* AIM *
Below, find each line holding "JSON" and state how many there are, using the number alone.

** start of DATA LISTING **

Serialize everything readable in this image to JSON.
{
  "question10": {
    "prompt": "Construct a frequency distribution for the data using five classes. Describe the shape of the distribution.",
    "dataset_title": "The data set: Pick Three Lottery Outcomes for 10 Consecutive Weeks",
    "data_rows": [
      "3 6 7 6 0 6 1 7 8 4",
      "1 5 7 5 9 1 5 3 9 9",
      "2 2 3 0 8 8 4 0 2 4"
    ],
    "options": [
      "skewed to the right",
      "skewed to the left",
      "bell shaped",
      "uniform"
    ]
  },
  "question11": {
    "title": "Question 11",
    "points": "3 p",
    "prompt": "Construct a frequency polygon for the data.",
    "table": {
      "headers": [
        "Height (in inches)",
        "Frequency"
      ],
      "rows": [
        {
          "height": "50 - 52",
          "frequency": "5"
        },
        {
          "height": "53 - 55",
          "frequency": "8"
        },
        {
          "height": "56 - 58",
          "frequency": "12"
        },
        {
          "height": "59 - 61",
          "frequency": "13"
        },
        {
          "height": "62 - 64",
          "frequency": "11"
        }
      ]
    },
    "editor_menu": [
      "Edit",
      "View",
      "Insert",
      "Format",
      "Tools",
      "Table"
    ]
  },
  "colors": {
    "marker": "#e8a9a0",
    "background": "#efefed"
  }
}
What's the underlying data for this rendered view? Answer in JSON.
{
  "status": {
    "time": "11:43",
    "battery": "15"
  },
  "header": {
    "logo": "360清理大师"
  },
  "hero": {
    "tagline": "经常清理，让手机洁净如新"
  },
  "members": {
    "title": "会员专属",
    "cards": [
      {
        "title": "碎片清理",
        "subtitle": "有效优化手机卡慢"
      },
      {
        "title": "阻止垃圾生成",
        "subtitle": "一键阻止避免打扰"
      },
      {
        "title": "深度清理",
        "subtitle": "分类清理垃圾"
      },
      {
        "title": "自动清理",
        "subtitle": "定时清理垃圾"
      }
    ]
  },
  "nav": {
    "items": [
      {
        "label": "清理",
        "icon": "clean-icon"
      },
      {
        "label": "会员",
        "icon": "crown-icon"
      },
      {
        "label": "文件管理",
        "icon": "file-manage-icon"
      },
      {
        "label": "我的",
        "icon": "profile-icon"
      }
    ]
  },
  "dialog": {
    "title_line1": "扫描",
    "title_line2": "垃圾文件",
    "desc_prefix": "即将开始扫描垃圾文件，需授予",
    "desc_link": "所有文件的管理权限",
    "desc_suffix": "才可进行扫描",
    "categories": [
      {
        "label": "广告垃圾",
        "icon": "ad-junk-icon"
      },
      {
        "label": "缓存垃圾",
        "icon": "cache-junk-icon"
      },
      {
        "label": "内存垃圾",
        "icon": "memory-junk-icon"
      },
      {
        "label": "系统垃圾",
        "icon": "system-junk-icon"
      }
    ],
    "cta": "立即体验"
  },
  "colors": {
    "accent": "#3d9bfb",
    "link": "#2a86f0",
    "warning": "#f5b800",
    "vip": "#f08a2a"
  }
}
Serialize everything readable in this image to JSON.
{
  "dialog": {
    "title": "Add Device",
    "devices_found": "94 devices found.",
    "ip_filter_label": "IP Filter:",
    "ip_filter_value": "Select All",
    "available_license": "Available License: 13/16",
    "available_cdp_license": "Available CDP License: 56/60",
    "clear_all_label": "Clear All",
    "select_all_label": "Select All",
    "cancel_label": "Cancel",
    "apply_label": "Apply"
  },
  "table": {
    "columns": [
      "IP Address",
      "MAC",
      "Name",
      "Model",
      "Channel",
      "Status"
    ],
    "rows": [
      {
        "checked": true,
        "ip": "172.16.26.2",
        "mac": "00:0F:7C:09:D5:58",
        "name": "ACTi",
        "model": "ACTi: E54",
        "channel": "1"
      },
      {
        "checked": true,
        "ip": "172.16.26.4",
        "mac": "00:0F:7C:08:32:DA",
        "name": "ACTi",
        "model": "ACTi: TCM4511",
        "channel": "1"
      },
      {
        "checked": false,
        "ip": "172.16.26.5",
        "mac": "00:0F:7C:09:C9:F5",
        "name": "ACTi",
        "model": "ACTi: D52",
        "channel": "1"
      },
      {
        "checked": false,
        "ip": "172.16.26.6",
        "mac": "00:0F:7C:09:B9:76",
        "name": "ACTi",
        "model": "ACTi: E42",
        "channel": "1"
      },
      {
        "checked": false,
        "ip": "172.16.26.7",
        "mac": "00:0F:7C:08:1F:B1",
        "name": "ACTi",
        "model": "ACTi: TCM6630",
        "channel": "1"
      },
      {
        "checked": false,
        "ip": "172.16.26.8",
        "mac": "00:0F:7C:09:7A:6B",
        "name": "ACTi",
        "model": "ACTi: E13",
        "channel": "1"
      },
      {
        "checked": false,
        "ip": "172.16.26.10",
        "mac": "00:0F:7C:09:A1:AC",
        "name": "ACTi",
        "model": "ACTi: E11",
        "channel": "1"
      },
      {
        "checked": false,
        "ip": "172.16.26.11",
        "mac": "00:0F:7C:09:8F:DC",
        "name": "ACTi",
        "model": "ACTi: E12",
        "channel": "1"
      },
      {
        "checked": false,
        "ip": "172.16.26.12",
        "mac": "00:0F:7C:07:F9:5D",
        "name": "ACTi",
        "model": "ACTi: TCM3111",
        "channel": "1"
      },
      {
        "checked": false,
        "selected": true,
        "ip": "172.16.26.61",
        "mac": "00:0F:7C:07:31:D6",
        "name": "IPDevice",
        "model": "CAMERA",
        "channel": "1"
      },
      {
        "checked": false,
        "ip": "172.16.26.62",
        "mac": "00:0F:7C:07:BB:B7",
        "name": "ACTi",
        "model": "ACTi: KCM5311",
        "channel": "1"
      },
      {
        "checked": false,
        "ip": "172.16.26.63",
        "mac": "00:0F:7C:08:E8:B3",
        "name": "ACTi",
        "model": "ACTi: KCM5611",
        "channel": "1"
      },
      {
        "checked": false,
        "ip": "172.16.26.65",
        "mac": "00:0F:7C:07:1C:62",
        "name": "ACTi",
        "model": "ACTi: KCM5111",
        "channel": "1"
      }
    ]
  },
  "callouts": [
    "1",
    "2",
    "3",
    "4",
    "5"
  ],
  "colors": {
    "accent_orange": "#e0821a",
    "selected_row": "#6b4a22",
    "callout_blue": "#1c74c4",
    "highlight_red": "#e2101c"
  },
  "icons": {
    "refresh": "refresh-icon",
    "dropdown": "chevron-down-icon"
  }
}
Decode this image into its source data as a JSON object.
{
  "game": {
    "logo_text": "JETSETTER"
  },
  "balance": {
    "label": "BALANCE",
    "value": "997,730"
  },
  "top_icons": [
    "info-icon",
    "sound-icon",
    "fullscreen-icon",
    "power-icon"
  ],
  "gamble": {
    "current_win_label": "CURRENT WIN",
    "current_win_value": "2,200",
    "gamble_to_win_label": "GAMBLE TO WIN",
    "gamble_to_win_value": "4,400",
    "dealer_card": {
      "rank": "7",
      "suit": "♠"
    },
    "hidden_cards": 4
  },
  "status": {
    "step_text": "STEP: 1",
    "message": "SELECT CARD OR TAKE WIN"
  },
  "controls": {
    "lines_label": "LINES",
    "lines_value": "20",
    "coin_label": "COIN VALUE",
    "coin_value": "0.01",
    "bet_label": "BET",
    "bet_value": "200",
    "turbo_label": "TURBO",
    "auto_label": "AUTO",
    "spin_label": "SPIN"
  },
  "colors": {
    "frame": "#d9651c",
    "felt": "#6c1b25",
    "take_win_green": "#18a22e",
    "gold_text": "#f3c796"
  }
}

** end of DATA LISTING **

* EXERCISE SOLUTION *
4